##### LISTED ENTRIES #####
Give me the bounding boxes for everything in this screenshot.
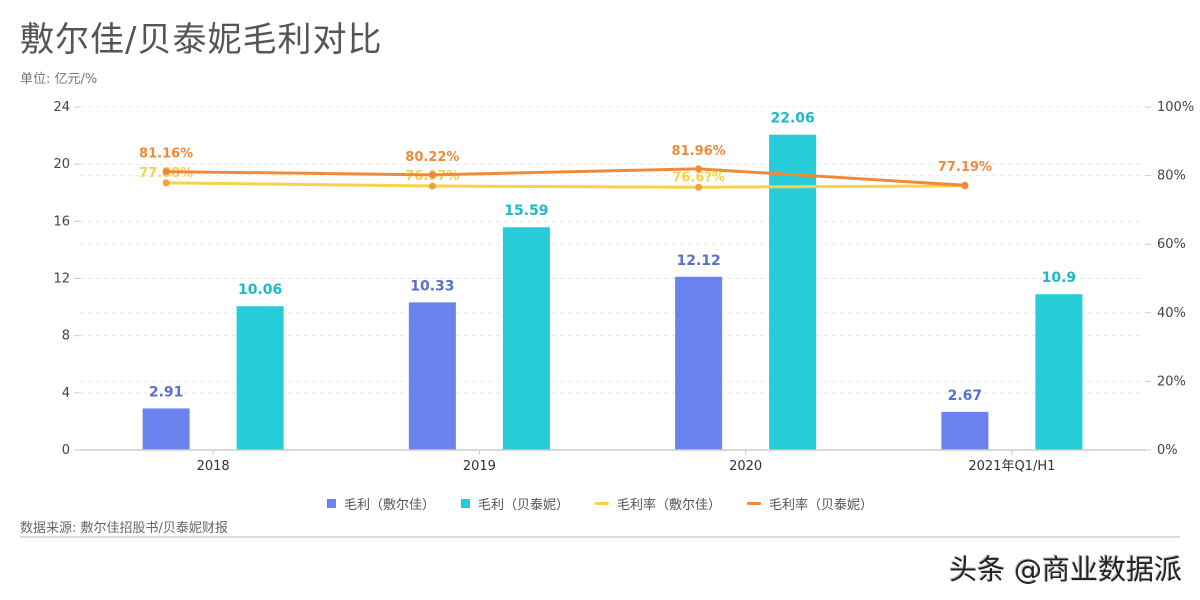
legend-item-fuerjia-gross-profit[interactable]: 毛利（敷尔佳） <box>326 494 435 513</box>
svg-text:22.06: 22.06 <box>770 111 814 127</box>
right-axis: 0% 20% 40% 60% 80% 100% <box>1145 100 1194 458</box>
x-axis: 2018 2019 2020 2021年Q1/H1 <box>80 449 1145 474</box>
svg-text:12.12: 12.12 <box>676 253 720 269</box>
svg-text:12: 12 <box>53 272 70 287</box>
left-axis: 0 4 8 12 16 20 24 <box>53 100 80 458</box>
chart-title: 敷尔佳/贝泰妮毛利对比 <box>20 20 383 60</box>
legend-label: 毛利（贝泰妮） <box>477 498 569 513</box>
legend-label: 毛利率（贝泰妮） <box>769 498 874 513</box>
svg-text:81.96%: 81.96% <box>672 144 726 159</box>
svg-text:0%: 0% <box>1157 443 1178 458</box>
legend-line-icon <box>595 502 609 505</box>
svg-text:10.33: 10.33 <box>410 278 454 294</box>
svg-text:2020: 2020 <box>729 459 762 474</box>
svg-text:2021年Q1/H1: 2021年Q1/H1 <box>968 459 1055 474</box>
unit-label: 单位: 亿元/% <box>20 72 98 87</box>
legend-label: 毛利率（敷尔佳） <box>617 498 722 513</box>
svg-text:24: 24 <box>53 100 70 115</box>
svg-text:15.59: 15.59 <box>504 203 548 219</box>
watermark: 头条 @商业数据派 <box>949 553 1182 586</box>
svg-text:100%: 100% <box>1157 100 1194 115</box>
svg-text:40%: 40% <box>1157 306 1186 321</box>
svg-text:2019: 2019 <box>463 459 496 474</box>
legend-label: 毛利（敷尔佳） <box>343 498 435 513</box>
legend-item-fuerjia-margin[interactable]: 毛利率（敷尔佳） <box>595 494 721 513</box>
svg-text:80.22%: 80.22% <box>405 150 459 165</box>
svg-text:10.9: 10.9 <box>1042 270 1077 286</box>
svg-text:4: 4 <box>62 386 70 401</box>
legend-line-icon <box>747 502 762 505</box>
svg-text:10.06: 10.06 <box>238 282 282 298</box>
svg-text:20%: 20% <box>1157 374 1186 389</box>
legend-item-botanee-margin[interactable]: 毛利率（贝泰妮） <box>747 494 873 513</box>
svg-text:16: 16 <box>53 214 70 229</box>
svg-text:80%: 80% <box>1157 169 1186 184</box>
divider <box>20 536 1180 538</box>
svg-text:20: 20 <box>53 157 70 172</box>
svg-text:2018: 2018 <box>197 459 230 474</box>
svg-text:8: 8 <box>62 329 70 344</box>
legend-swatch-icon <box>326 499 336 508</box>
legend: 毛利（敷尔佳） 毛利（贝泰妮） 毛利率（敷尔佳） 毛利率（贝泰妮） <box>0 494 1200 513</box>
svg-text:2.67: 2.67 <box>948 388 983 404</box>
line-series: 77.88%76.97%76.6?%81.16%80.22%81.96%77.1… <box>139 144 992 191</box>
data-source: 数据来源: 敷尔佳招股书/贝泰妮财报 <box>20 521 228 536</box>
legend-item-botanee-gross-profit[interactable]: 毛利（贝泰妮） <box>460 494 569 513</box>
svg-text:2.91: 2.91 <box>149 384 184 400</box>
legend-swatch-icon <box>460 499 470 508</box>
svg-text:81.16%: 81.16% <box>139 147 193 162</box>
svg-text:77.19%: 77.19% <box>938 160 992 175</box>
svg-text:76.6?%: 76.6?% <box>672 170 725 185</box>
svg-text:0: 0 <box>62 443 70 458</box>
svg-text:60%: 60% <box>1157 237 1186 252</box>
#####
SET EXERCISE |
Rewrite the entries starting with the line that contains "legend-item-fuerjia-gross-profit[interactable]: 毛利（敷尔佳） <box>326" and going on through the line that contains "watermark: 头条 @商业数据派", changing "legend-label" to "legend-text" and leaving everything else as it is. Give only those lines.

RESPONSE |
legend-item-fuerjia-gross-profit[interactable]: 毛利（敷尔佳） <box>326 494 435 513</box>
svg-text:22.06: 22.06 <box>770 111 814 127</box>
right-axis: 0% 20% 40% 60% 80% 100% <box>1145 100 1194 458</box>
x-axis: 2018 2019 2020 2021年Q1/H1 <box>80 449 1145 474</box>
svg-text:12.12: 12.12 <box>676 253 720 269</box>
svg-text:12: 12 <box>53 272 70 287</box>
left-axis: 0 4 8 12 16 20 24 <box>53 100 80 458</box>
chart-title: 敷尔佳/贝泰妮毛利对比 <box>20 20 383 60</box>
legend-text: 毛利（贝泰妮） <box>477 498 569 513</box>
legend-text: 毛利率（贝泰妮） <box>769 498 874 513</box>
svg-text:81.96%: 81.96% <box>672 144 726 159</box>
svg-text:0%: 0% <box>1157 443 1178 458</box>
legend-line-icon <box>595 502 609 505</box>
svg-text:10.33: 10.33 <box>410 278 454 294</box>
svg-text:2020: 2020 <box>729 459 762 474</box>
svg-text:2021年Q1/H1: 2021年Q1/H1 <box>968 459 1055 474</box>
unit-label: 单位: 亿元/% <box>20 72 98 87</box>
legend-text: 毛利率（敷尔佳） <box>617 498 722 513</box>
svg-text:24: 24 <box>53 100 70 115</box>
svg-text:15.59: 15.59 <box>504 203 548 219</box>
watermark: 头条 @商业数据派 <box>949 553 1182 586</box>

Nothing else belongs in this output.